• [Objective]
Reproduce each line bearing the word "this".

• [Provided records]
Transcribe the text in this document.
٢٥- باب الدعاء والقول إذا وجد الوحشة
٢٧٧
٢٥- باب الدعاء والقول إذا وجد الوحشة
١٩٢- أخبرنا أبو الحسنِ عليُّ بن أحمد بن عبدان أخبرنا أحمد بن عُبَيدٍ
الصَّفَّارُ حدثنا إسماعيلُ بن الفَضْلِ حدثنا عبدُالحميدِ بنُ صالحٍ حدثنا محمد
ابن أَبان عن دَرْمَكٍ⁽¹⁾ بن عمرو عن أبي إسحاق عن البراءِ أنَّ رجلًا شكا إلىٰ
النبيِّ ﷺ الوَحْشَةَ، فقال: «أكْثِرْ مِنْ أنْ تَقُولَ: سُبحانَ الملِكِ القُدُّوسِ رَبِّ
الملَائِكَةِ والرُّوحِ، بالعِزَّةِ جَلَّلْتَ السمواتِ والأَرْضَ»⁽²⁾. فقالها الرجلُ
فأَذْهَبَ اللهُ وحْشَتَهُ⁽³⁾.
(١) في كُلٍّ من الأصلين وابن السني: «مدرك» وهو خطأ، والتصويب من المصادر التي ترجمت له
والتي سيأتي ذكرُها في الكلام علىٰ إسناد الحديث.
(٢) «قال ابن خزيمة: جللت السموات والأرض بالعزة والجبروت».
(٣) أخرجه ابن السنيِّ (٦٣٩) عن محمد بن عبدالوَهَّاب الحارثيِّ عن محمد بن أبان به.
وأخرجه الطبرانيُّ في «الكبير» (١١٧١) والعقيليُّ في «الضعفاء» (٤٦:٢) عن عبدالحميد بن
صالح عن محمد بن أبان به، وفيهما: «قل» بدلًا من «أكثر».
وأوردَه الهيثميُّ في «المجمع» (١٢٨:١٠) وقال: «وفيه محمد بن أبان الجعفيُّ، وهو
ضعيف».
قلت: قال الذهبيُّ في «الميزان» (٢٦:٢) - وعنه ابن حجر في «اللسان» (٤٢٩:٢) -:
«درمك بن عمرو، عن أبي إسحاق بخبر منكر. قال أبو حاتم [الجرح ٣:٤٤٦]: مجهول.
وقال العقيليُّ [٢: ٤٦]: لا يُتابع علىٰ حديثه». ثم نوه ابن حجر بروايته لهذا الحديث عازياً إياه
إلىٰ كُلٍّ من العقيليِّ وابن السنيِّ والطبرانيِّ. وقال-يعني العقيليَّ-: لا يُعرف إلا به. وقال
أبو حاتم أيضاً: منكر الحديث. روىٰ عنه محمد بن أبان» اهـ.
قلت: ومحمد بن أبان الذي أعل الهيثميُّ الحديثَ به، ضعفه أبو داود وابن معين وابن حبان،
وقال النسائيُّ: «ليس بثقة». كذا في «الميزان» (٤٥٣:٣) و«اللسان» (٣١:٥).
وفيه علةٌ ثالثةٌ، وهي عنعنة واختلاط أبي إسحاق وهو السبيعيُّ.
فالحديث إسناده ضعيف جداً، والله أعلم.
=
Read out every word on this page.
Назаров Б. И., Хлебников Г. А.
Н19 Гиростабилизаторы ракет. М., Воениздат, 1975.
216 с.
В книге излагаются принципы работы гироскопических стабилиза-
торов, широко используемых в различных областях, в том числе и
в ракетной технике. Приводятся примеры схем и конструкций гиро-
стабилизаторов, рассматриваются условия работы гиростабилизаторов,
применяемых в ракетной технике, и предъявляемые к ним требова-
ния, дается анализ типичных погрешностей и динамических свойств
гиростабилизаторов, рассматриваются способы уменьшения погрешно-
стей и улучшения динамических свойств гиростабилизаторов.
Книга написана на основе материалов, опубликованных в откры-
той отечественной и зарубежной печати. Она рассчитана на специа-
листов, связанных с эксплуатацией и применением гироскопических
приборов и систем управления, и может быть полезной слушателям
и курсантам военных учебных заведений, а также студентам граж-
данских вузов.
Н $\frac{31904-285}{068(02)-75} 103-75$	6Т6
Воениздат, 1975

• [Output of the task]
Transcribe the text in this document.
Read out every word on this page.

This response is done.